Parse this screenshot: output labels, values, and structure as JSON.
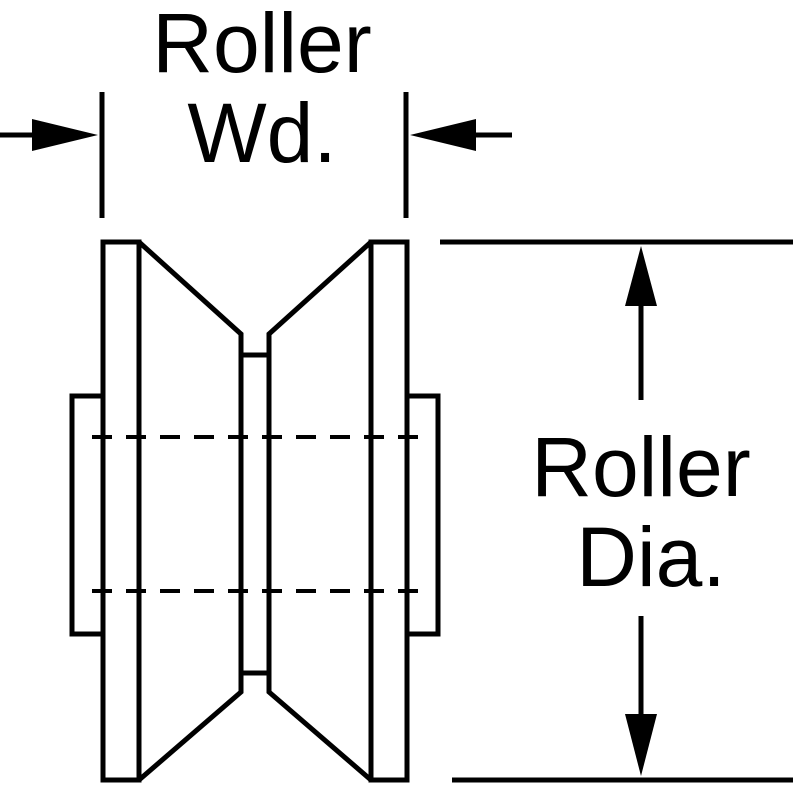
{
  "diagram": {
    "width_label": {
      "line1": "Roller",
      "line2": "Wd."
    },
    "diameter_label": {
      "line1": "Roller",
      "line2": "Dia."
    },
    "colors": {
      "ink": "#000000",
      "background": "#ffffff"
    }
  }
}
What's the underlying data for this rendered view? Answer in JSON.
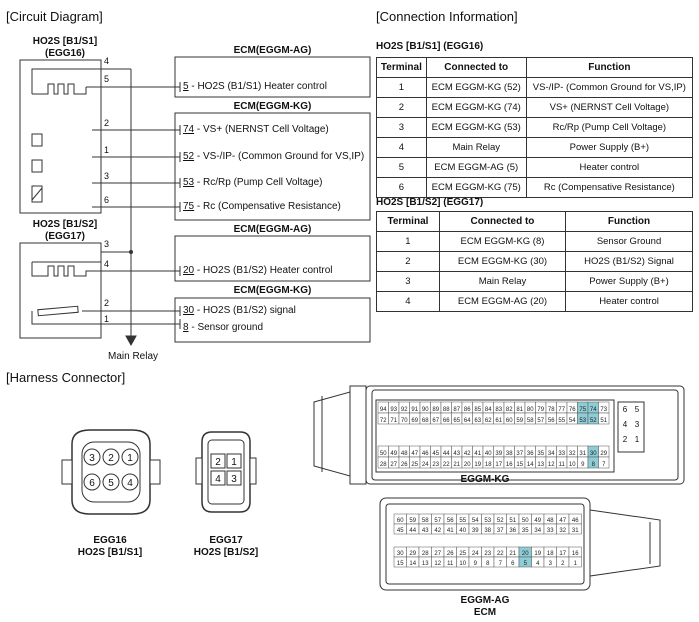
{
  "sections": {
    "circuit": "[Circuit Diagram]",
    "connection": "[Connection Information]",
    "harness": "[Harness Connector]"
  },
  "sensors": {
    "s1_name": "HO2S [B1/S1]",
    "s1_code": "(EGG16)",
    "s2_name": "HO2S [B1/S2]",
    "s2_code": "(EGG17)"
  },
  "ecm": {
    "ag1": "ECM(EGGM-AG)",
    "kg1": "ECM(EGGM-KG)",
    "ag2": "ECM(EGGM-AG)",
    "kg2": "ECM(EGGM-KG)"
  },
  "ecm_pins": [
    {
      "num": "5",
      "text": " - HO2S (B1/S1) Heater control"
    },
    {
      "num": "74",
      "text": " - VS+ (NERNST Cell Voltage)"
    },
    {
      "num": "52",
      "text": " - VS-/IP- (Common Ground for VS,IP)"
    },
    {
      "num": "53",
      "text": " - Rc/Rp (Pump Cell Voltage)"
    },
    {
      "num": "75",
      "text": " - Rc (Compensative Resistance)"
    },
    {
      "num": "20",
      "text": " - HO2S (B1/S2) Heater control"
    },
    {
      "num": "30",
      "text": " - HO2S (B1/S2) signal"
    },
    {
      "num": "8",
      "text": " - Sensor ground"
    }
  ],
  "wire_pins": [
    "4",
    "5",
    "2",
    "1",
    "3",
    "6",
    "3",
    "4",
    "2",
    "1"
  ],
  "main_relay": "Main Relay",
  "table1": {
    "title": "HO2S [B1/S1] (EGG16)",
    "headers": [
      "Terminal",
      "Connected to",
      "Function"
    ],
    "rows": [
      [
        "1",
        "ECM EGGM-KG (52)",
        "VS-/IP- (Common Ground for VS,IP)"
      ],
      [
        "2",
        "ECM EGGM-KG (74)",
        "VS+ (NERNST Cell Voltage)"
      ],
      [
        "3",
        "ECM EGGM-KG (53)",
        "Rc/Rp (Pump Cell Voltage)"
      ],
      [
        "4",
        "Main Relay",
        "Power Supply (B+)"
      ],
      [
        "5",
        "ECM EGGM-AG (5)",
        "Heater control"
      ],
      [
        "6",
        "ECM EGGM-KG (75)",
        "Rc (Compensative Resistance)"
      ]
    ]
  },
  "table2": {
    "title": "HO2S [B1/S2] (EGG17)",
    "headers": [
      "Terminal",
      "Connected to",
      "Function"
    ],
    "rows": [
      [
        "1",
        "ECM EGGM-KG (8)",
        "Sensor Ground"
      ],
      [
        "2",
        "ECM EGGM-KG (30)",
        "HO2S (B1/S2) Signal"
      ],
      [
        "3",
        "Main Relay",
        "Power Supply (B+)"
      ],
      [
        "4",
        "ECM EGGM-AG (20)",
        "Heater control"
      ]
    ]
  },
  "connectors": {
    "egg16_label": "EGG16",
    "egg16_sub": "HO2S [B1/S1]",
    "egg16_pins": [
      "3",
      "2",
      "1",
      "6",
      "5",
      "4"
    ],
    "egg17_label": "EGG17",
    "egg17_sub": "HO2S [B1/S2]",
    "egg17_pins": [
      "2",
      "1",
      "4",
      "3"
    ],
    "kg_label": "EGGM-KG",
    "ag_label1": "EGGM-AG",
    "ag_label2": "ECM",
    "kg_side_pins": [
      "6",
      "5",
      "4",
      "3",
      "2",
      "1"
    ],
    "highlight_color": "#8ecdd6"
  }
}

- _DO THIS_: Nothing in the entries should change as you copy them, except that the pictures are left out.

- _OUTPUT FOR THIS TASK_:
Parse this screenshot: output labels, values, and structure as JSON.
{
  "diagram": {
    "width_label": {
      "line1": "Roller",
      "line2": "Wd."
    },
    "diameter_label": {
      "line1": "Roller",
      "line2": "Dia."
    },
    "colors": {
      "ink": "#000000",
      "background": "#ffffff"
    }
  }
}
What's the underlying data for this rendered view? Answer in JSON.
{
  "sections": {
    "circuit": "[Circuit Diagram]",
    "connection": "[Connection Information]",
    "harness": "[Harness Connector]"
  },
  "sensors": {
    "s1_name": "HO2S [B1/S1]",
    "s1_code": "(EGG16)",
    "s2_name": "HO2S [B1/S2]",
    "s2_code": "(EGG17)"
  },
  "ecm": {
    "ag1": "ECM(EGGM-AG)",
    "kg1": "ECM(EGGM-KG)",
    "ag2": "ECM(EGGM-AG)",
    "kg2": "ECM(EGGM-KG)"
  },
  "ecm_pins": [
    {
      "num": "5",
      "text": " - HO2S (B1/S1) Heater control"
    },
    {
      "num": "74",
      "text": " - VS+ (NERNST Cell Voltage)"
    },
    {
      "num": "52",
      "text": " - VS-/IP- (Common Ground for VS,IP)"
    },
    {
      "num": "53",
      "text": " - Rc/Rp (Pump Cell Voltage)"
    },
    {
      "num": "75",
      "text": " - Rc (Compensative Resistance)"
    },
    {
      "num": "20",
      "text": " - HO2S (B1/S2) Heater control"
    },
    {
      "num": "30",
      "text": " - HO2S (B1/S2) signal"
    },
    {
      "num": "8",
      "text": " - Sensor ground"
    }
  ],
  "wire_pins": [
    "4",
    "5",
    "2",
    "1",
    "3",
    "6",
    "3",
    "4",
    "2",
    "1"
  ],
  "main_relay": "Main Relay",
  "table1": {
    "title": "HO2S [B1/S1] (EGG16)",
    "headers": [
      "Terminal",
      "Connected to",
      "Function"
    ],
    "rows": [
      [
        "1",
        "ECM EGGM-KG (52)",
        "VS-/IP- (Common Ground for VS,IP)"
      ],
      [
        "2",
        "ECM EGGM-KG (74)",
        "VS+ (NERNST Cell Voltage)"
      ],
      [
        "3",
        "ECM EGGM-KG (53)",
        "Rc/Rp (Pump Cell Voltage)"
      ],
      [
        "4",
        "Main Relay",
        "Power Supply (B+)"
      ],
      [
        "5",
        "ECM EGGM-AG (5)",
        "Heater control"
      ],
      [
        "6",
        "ECM EGGM-KG (75)",
        "Rc (Compensative Resistance)"
      ]
    ]
  },
  "table2": {
    "title": "HO2S [B1/S2] (EGG17)",
    "headers": [
      "Terminal",
      "Connected to",
      "Function"
    ],
    "rows": [
      [
        "1",
        "ECM EGGM-KG (8)",
        "Sensor Ground"
      ],
      [
        "2",
        "ECM EGGM-KG (30)",
        "HO2S (B1/S2) Signal"
      ],
      [
        "3",
        "Main Relay",
        "Power Supply (B+)"
      ],
      [
        "4",
        "ECM EGGM-AG (20)",
        "Heater control"
      ]
    ]
  },
  "connectors": {
    "egg16_label": "EGG16",
    "egg16_sub": "HO2S [B1/S1]",
    "egg16_pins": [
      "3",
      "2",
      "1",
      "6",
      "5",
      "4"
    ],
    "egg17_label": "EGG17",
    "egg17_sub": "HO2S [B1/S2]",
    "egg17_pins": [
      "2",
      "1",
      "4",
      "3"
    ],
    "kg_label": "EGGM-KG",
    "ag_label1": "EGGM-AG",
    "ag_label2": "ECM",
    "kg_side_pins": [
      "6",
      "5",
      "4",
      "3",
      "2",
      "1"
    ],
    "highlight_color": "#8ecdd6"
  }
}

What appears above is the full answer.